**RECORD SET**

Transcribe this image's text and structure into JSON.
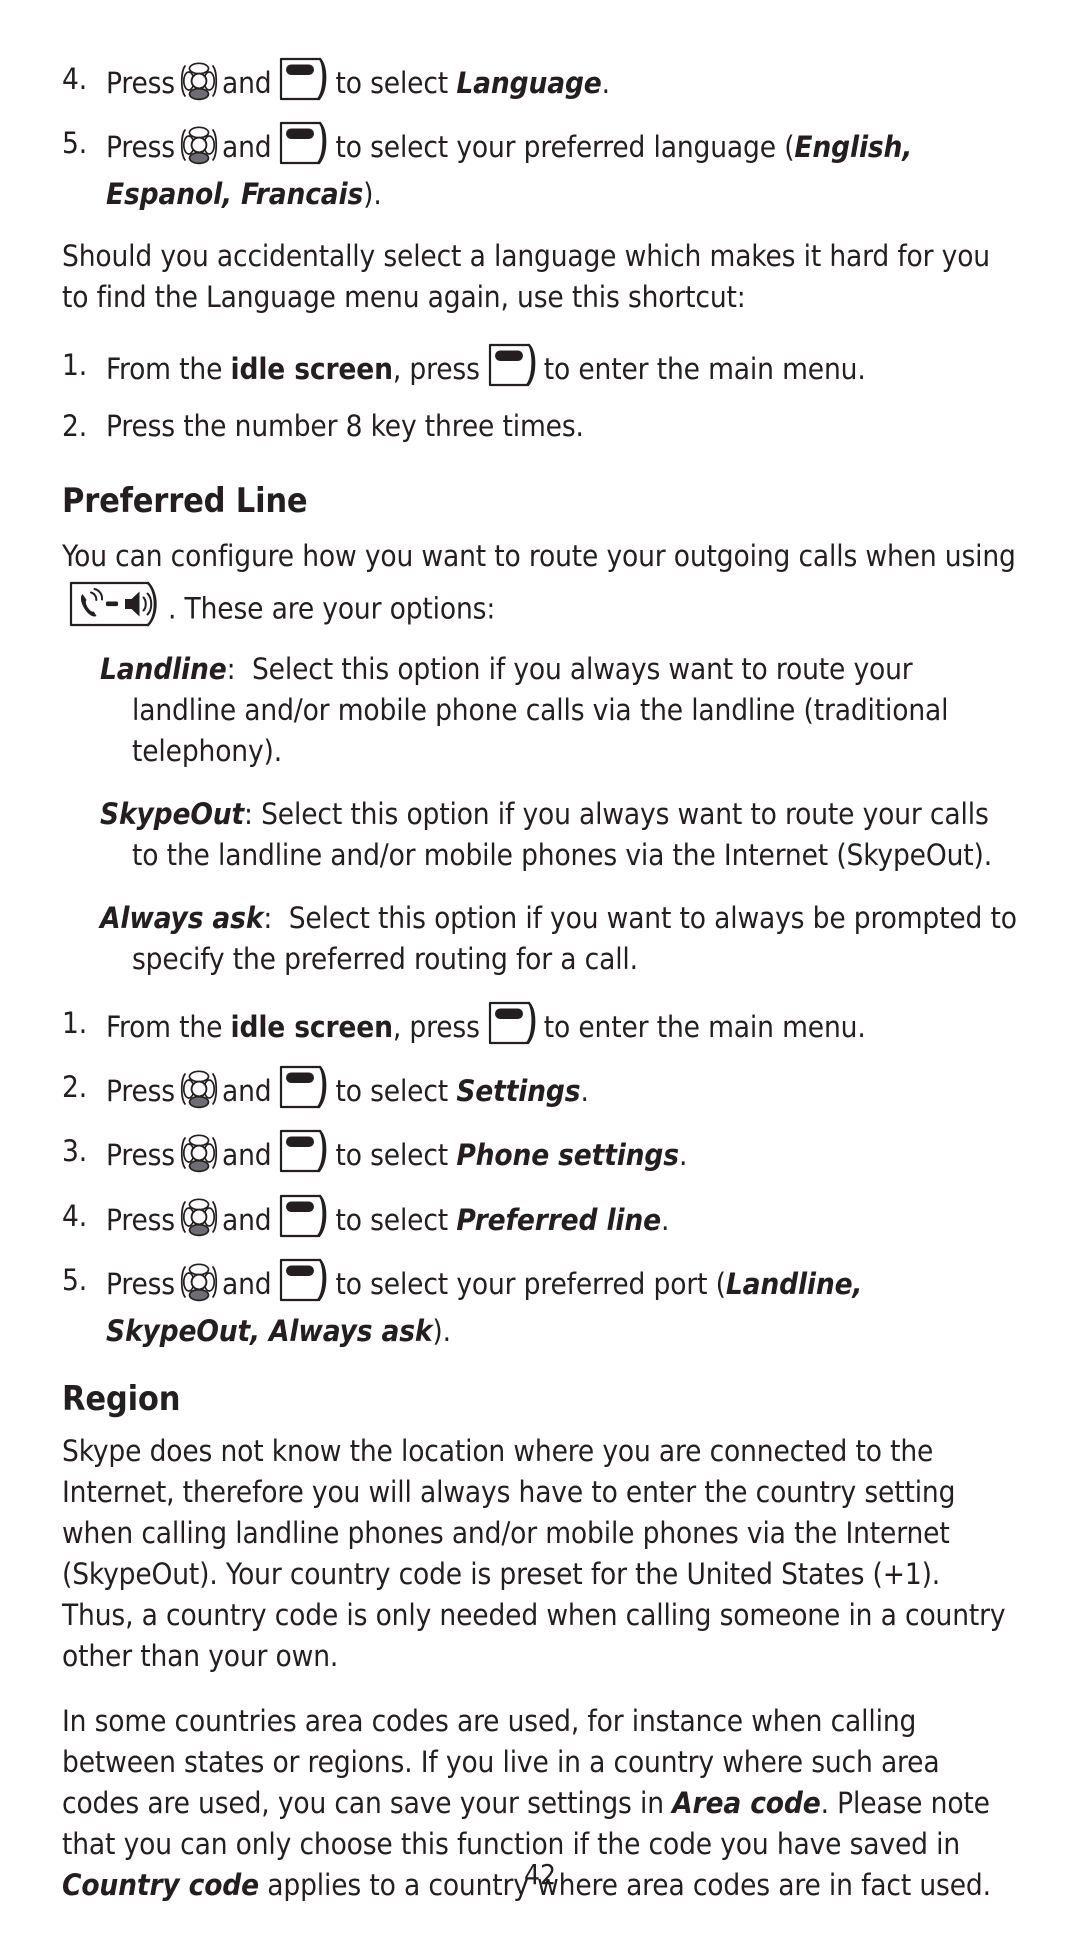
{
  "page": {
    "number": "42"
  },
  "language_steps": [
    {
      "num": "4.",
      "pre": "Press",
      "icon1": "navigation-key-icon",
      "mid": "and",
      "icon2": "soft-key-icon",
      "post": "to select",
      "emphasis": "Language",
      "tail": "."
    },
    {
      "num": "5.",
      "pre": "Press",
      "icon1": "navigation-key-icon",
      "mid": "and",
      "icon2": "soft-key-icon",
      "post": "to select your preferred language (",
      "emphasis": "English, Espanol, Francais",
      "tail": ")."
    }
  ],
  "shortcut": {
    "intro": "Should you accidentally select a language which makes it hard for you to find the Language menu again, use this shortcut:",
    "steps": [
      {
        "num": "1.",
        "pre": "From the",
        "emphasis": "idle screen",
        "mid": ", press",
        "icon": "soft-key-icon",
        "post": "to enter the main menu."
      },
      {
        "num": "2.",
        "text": "Press the number 8 key three times."
      }
    ]
  },
  "preferred_line": {
    "heading": "Preferred Line",
    "intro_before": "You can configure how you want to route your outgoing calls when using",
    "intro_icon": "handset-speaker-key-icon",
    "intro_after": ". These are your options:",
    "options": [
      {
        "term": "Landline",
        "sep": ":",
        "description": "Select this option if you always want to route your landline and/or mobile phone calls via the landline (traditional telephony)."
      },
      {
        "term": "SkypeOut",
        "sep": ":",
        "description": "Select this option if you always want to route your calls to the landline and/or mobile phones via the Internet (SkypeOut)."
      },
      {
        "term": "Always ask",
        "sep": ":",
        "description": "Select this option if you want to always be prompted to specify the preferred routing for a call."
      }
    ],
    "steps": [
      {
        "num": "1.",
        "pre": "From the",
        "emphasis": "idle screen",
        "mid": ", press",
        "icon1": "soft-key-icon",
        "post": "to enter the main menu.",
        "tail": ""
      },
      {
        "num": "2.",
        "pre": "Press",
        "icon0": "navigation-key-icon",
        "mid": "and",
        "icon1": "soft-key-icon",
        "post": "to select",
        "emphasis2": "Settings",
        "tail": "."
      },
      {
        "num": "3.",
        "pre": "Press",
        "icon0": "navigation-key-icon",
        "mid": "and",
        "icon1": "soft-key-icon",
        "post": "to select",
        "emphasis2": "Phone settings",
        "tail": "."
      },
      {
        "num": "4.",
        "pre": "Press",
        "icon0": "navigation-key-icon",
        "mid": "and",
        "icon1": "soft-key-icon",
        "post": "to select",
        "emphasis2": "Preferred line",
        "tail": "."
      },
      {
        "num": "5.",
        "pre": "Press",
        "icon0": "navigation-key-icon",
        "mid": "and",
        "icon1": "soft-key-icon",
        "post": "to select your preferred port (",
        "emphasis2": "Landline, SkypeOut, Always ask",
        "tail": ")."
      }
    ]
  },
  "region": {
    "heading": "Region",
    "paragraph1": "Skype does not know the location where you are connected to the Internet, therefore you will always have to enter the country setting when calling landline phones and/or mobile phones via the Internet (SkypeOut). Your country code is preset for the United States (+1). Thus, a country code is only needed when calling someone in a country other than your own.",
    "paragraph2_part1": "In some countries area codes are used, for instance when calling between states or regions. If you live in a country where such area codes are used, you can save your settings in ",
    "paragraph2_em1": "Area code",
    "paragraph2_part2": ". Please note that you can only choose this function if the code you have saved in ",
    "paragraph2_em2": "Country code",
    "paragraph2_part3": " applies to a country where area codes are in fact used."
  },
  "colors": {
    "text": "#231f20",
    "icon_fill": "#6d6e71",
    "background": "#ffffff"
  }
}
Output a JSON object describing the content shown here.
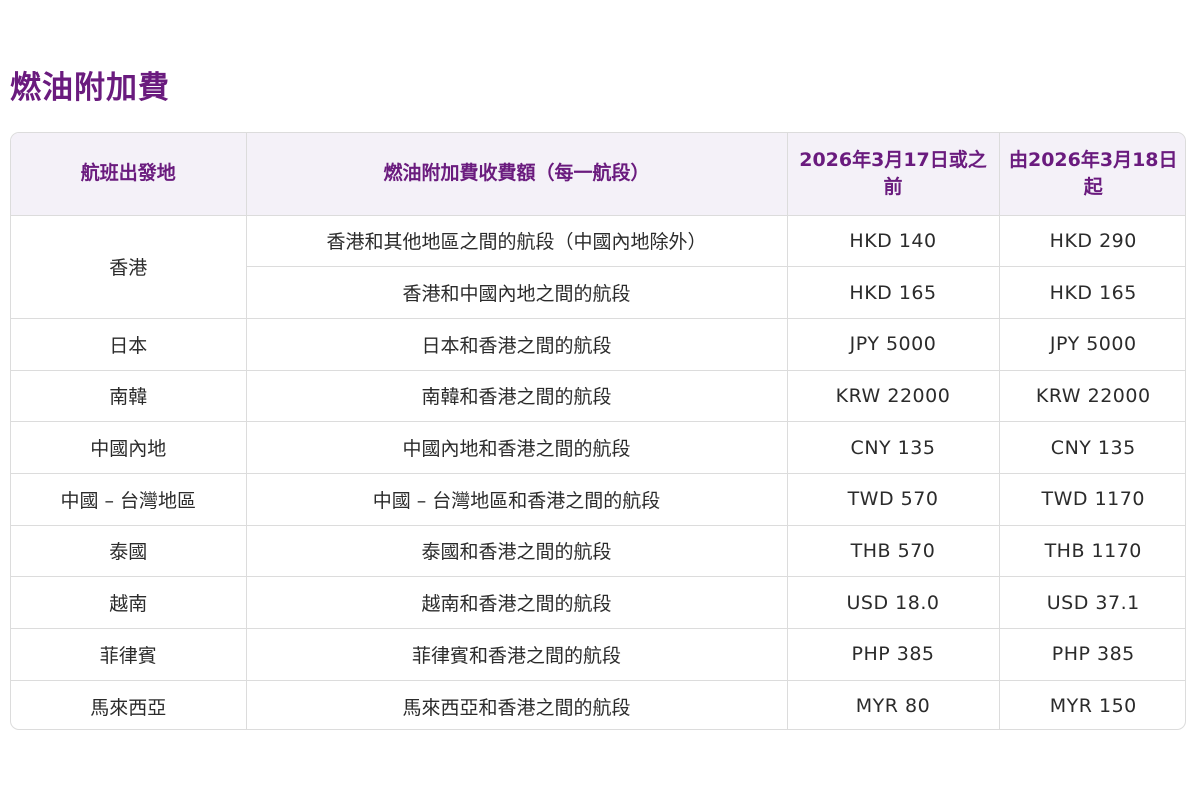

**EXERCISE DIRECTIONS**
Pull out all lines containing the word "heading" from the entries above.

**RESPONSE TO THIS TASK**
    "heading": "Preferred Line",
    "heading": "Region",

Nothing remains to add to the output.